▸ Task to carry out
Make an exact copy of all the material below, apart from the pictures.

▸ Records shown
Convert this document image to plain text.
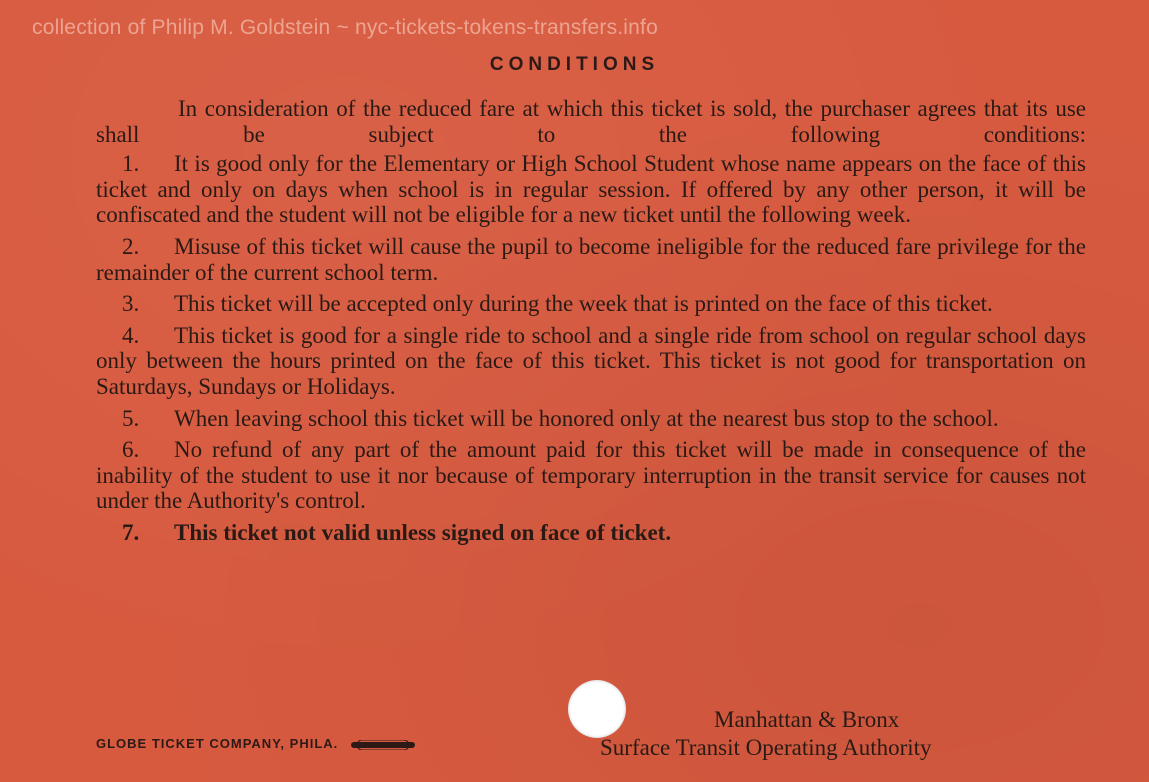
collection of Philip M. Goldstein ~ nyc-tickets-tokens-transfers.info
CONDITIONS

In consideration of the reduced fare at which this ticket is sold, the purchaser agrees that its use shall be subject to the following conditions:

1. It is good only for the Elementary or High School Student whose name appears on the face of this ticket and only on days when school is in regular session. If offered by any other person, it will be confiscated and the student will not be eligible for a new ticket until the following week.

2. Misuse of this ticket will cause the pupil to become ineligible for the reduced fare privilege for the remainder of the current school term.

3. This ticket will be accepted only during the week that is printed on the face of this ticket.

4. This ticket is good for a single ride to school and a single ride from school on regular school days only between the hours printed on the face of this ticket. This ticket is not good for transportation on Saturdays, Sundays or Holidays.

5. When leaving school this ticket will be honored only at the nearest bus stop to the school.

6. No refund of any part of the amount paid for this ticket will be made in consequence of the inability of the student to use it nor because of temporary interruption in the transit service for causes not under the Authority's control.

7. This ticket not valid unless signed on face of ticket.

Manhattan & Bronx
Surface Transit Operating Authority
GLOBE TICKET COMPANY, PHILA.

▸ Finished task
Convert this document image to plain text.
collection of Philip M. Goldstein ~ nyc-tickets-tokens-transfers.info
CONDITIONS

In consideration of the reduced fare at which this ticket is sold, the purchaser agrees that its use shall be subject to the following conditions:

1. It is good only for the Elementary or High School Student whose name appears on the face of this ticket and only on days when school is in regular session. If offered by any other person, it will be confiscated and the student will not be eligible for a new ticket until the following week.

2. Misuse of this ticket will cause the pupil to become ineligible for the reduced fare privilege for the remainder of the current school term.

3. This ticket will be accepted only during the week that is printed on the face of this ticket.

4. This ticket is good for a single ride to school and a single ride from school on regular school days only between the hours printed on the face of this ticket. This ticket is not good for transportation on Saturdays, Sundays or Holidays.

5. When leaving school this ticket will be honored only at the nearest bus stop to the school.

6. No refund of any part of the amount paid for this ticket will be made in consequence of the inability of the student to use it nor because of temporary interruption in the transit service for causes not under the Authority's control.

7. This ticket not valid unless signed on face of ticket.

Manhattan & Bronx
Surface Transit Operating Authority
GLOBE TICKET COMPANY, PHILA.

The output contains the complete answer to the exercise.